§ **Exercise aim**
Reproduce every record below exactly as it appears.
── Data entries ──
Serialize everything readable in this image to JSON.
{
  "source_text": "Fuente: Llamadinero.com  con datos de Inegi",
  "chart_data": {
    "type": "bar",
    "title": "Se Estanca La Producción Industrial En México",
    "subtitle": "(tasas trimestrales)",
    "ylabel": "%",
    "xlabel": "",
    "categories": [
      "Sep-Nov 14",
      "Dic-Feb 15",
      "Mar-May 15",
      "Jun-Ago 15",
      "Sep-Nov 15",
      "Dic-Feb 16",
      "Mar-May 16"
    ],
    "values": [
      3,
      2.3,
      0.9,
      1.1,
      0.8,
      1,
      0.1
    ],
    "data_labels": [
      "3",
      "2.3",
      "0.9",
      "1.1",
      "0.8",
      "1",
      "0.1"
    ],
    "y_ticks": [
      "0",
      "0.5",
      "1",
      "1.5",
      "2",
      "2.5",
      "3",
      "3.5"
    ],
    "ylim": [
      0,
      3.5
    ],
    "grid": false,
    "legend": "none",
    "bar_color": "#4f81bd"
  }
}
───
§ **Response below**
Serialize everything readable in this image to JSON.
{
  "source_text": "Fuente: Llamadinero.com  con datos de Inegi",
  "chart_data": {
    "type": "bar",
    "title": "Se Estanca La Producción Industrial En México",
    "subtitle": "(tasas trimestrales)",
    "ylabel": "%",
    "xlabel": "",
    "categories": [
      "Sep-Nov 14",
      "Dic-Feb 15",
      "Mar-May 15",
      "Jun-Ago 15",
      "Sep-Nov 15",
      "Dic-Feb 16",
      "Mar-May 16"
    ],
    "values": [
      3,
      2.3,
      0.9,
      1.1,
      0.8,
      1,
      0.1
    ],
    "data_labels": [
      "3",
      "2.3",
      "0.9",
      "1.1",
      "0.8",
      "1",
      "0.1"
    ],
    "y_ticks": [
      "0",
      "0.5",
      "1",
      "1.5",
      "2",
      "2.5",
      "3",
      "3.5"
    ],
    "ylim": [
      0,
      3.5
    ],
    "grid": false,
    "legend": "none",
    "bar_color": "#4f81bd"
  }
}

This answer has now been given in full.